## What you should do
Your task is to reproduce the entries below word for word.

## Listed entries
****************

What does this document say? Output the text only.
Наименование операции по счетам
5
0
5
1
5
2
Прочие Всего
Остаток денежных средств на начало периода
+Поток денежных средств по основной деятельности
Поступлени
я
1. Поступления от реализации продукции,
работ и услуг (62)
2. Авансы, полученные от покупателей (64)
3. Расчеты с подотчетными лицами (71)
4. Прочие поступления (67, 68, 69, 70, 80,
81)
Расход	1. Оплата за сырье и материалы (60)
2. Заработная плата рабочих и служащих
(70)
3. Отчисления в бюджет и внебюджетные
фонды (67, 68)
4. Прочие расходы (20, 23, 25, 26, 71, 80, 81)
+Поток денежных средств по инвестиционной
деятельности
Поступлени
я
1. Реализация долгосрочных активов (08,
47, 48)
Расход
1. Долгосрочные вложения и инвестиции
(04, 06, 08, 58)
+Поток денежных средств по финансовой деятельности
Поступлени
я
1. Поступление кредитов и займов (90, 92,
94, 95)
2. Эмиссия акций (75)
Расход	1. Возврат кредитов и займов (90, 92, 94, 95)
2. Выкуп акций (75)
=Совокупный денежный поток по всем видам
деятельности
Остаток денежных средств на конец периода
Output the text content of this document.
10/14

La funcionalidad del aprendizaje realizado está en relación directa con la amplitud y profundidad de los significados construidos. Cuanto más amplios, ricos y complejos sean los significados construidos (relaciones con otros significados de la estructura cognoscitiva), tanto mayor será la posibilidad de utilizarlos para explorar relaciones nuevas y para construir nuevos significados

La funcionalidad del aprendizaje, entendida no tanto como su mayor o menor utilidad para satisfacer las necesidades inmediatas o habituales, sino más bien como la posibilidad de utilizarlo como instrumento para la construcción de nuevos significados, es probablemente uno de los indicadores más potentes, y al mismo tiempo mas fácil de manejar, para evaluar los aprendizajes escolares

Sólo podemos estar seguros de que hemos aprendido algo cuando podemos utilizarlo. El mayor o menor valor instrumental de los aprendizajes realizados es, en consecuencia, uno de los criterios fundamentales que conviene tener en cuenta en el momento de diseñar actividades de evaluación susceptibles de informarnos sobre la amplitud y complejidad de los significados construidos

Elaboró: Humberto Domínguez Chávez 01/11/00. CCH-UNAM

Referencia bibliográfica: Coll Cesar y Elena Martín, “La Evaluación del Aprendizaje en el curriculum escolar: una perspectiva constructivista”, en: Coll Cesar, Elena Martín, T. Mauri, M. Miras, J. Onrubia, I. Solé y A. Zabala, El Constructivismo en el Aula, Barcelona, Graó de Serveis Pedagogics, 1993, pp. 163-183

****************

## Response to the task
What does this document say? Output the text only.
Наименование операции по счетам
5
0
5
1
5
2
Прочие Всего
Остаток денежных средств на начало периода
+Поток денежных средств по основной деятельности
Поступлени
я
1. Поступления от реализации продукции,
работ и услуг (62)
2. Авансы, полученные от покупателей (64)
3. Расчеты с подотчетными лицами (71)
4. Прочие поступления (67, 68, 69, 70, 80,
81)
Расход	1. Оплата за сырье и материалы (60)
2. Заработная плата рабочих и служащих
(70)
3. Отчисления в бюджет и внебюджетные
фонды (67, 68)
4. Прочие расходы (20, 23, 25, 26, 71, 80, 81)
+Поток денежных средств по инвестиционной
деятельности
Поступлени
я
1. Реализация долгосрочных активов (08,
47, 48)
Расход
1. Долгосрочные вложения и инвестиции
(04, 06, 08, 58)
+Поток денежных средств по финансовой деятельности
Поступлени
я
1. Поступление кредитов и займов (90, 92,
94, 95)
2. Эмиссия акций (75)
Расход	1. Возврат кредитов и займов (90, 92, 94, 95)
2. Выкуп акций (75)
=Совокупный денежный поток по всем видам
деятельности
Остаток денежных средств на конец периода
Output the text content of this document.
10/14

La funcionalidad del aprendizaje realizado está en relación directa con la amplitud y profundidad de los significados construidos. Cuanto más amplios, ricos y complejos sean los significados construidos (relaciones con otros significados de la estructura cognoscitiva), tanto mayor será la posibilidad de utilizarlos para explorar relaciones nuevas y para construir nuevos significados

La funcionalidad del aprendizaje, entendida no tanto como su mayor o menor utilidad para satisfacer las necesidades inmediatas o habituales, sino más bien como la posibilidad de utilizarlo como instrumento para la construcción de nuevos significados, es probablemente uno de los indicadores más potentes, y al mismo tiempo mas fácil de manejar, para evaluar los aprendizajes escolares

Sólo podemos estar seguros de que hemos aprendido algo cuando podemos utilizarlo. El mayor o menor valor instrumental de los aprendizajes realizados es, en consecuencia, uno de los criterios fundamentales que conviene tener en cuenta en el momento de diseñar actividades de evaluación susceptibles de informarnos sobre la amplitud y complejidad de los significados construidos

Elaboró: Humberto Domínguez Chávez 01/11/00. CCH-UNAM

Referencia bibliográfica: Coll Cesar y Elena Martín, “La Evaluación del Aprendizaje en el curriculum escolar: una perspectiva constructivista”, en: Coll Cesar, Elena Martín, T. Mauri, M. Miras, J. Onrubia, I. Solé y A. Zabala, El Constructivismo en el Aula, Barcelona, Graó de Serveis Pedagogics, 1993, pp. 163-183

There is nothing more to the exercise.